## Challenge
Pictures do not belong in the copy; restate the records below word for word.
=====
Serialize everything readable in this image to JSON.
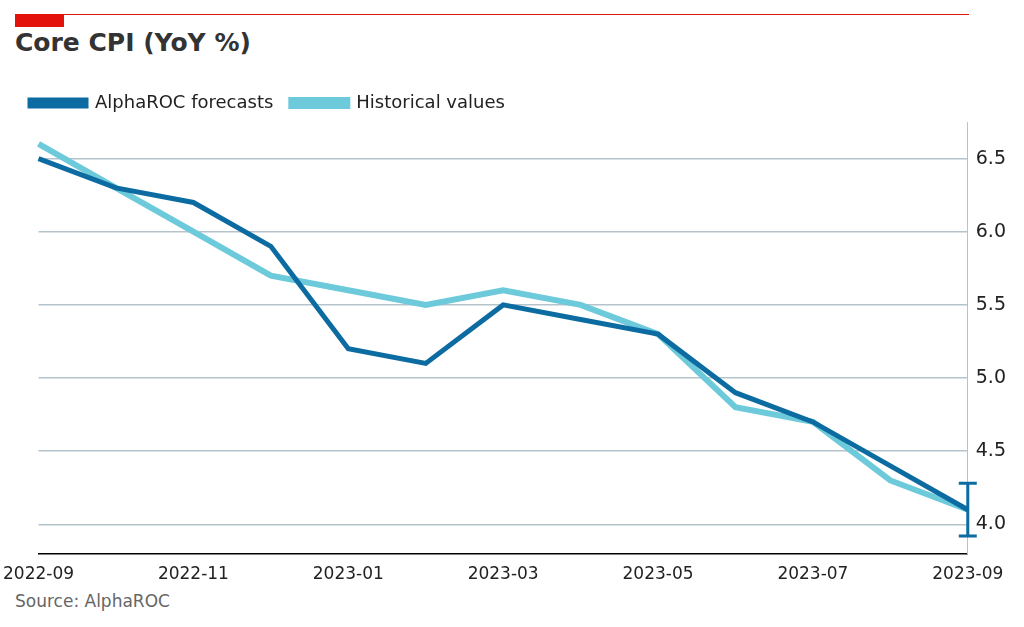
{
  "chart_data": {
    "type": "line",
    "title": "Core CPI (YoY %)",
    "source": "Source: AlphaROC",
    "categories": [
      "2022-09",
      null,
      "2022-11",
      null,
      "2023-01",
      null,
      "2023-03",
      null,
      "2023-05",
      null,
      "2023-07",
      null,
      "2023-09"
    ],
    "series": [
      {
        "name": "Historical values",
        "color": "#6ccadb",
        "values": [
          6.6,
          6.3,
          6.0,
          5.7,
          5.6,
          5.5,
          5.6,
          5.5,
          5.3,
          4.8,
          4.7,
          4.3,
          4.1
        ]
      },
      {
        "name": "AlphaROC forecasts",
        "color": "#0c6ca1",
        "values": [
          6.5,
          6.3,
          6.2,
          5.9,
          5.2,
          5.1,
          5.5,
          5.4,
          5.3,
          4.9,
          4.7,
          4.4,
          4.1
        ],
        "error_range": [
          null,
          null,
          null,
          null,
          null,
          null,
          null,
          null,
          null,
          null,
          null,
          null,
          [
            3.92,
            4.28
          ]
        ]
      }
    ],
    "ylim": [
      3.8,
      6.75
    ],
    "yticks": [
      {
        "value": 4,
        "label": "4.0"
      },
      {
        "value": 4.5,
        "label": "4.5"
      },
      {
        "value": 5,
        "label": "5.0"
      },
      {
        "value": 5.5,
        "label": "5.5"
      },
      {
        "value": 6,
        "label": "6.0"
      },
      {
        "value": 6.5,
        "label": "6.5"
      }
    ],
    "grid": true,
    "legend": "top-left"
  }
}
=====
## Solution to the exercise
Serialize everything readable in this image to JSON.
{
  "chart_data": {
    "type": "line",
    "title": "Core CPI (YoY %)",
    "source": "Source: AlphaROC",
    "categories": [
      "2022-09",
      null,
      "2022-11",
      null,
      "2023-01",
      null,
      "2023-03",
      null,
      "2023-05",
      null,
      "2023-07",
      null,
      "2023-09"
    ],
    "series": [
      {
        "name": "Historical values",
        "color": "#6ccadb",
        "values": [
          6.6,
          6.3,
          6.0,
          5.7,
          5.6,
          5.5,
          5.6,
          5.5,
          5.3,
          4.8,
          4.7,
          4.3,
          4.1
        ]
      },
      {
        "name": "AlphaROC forecasts",
        "color": "#0c6ca1",
        "values": [
          6.5,
          6.3,
          6.2,
          5.9,
          5.2,
          5.1,
          5.5,
          5.4,
          5.3,
          4.9,
          4.7,
          4.4,
          4.1
        ],
        "error_range": [
          null,
          null,
          null,
          null,
          null,
          null,
          null,
          null,
          null,
          null,
          null,
          null,
          [
            3.92,
            4.28
          ]
        ]
      }
    ],
    "ylim": [
      3.8,
      6.75
    ],
    "yticks": [
      {
        "value": 4,
        "label": "4.0"
      },
      {
        "value": 4.5,
        "label": "4.5"
      },
      {
        "value": 5,
        "label": "5.0"
      },
      {
        "value": 5.5,
        "label": "5.5"
      },
      {
        "value": 6,
        "label": "6.0"
      },
      {
        "value": 6.5,
        "label": "6.5"
      }
    ],
    "grid": true,
    "legend": "top-left"
  }
}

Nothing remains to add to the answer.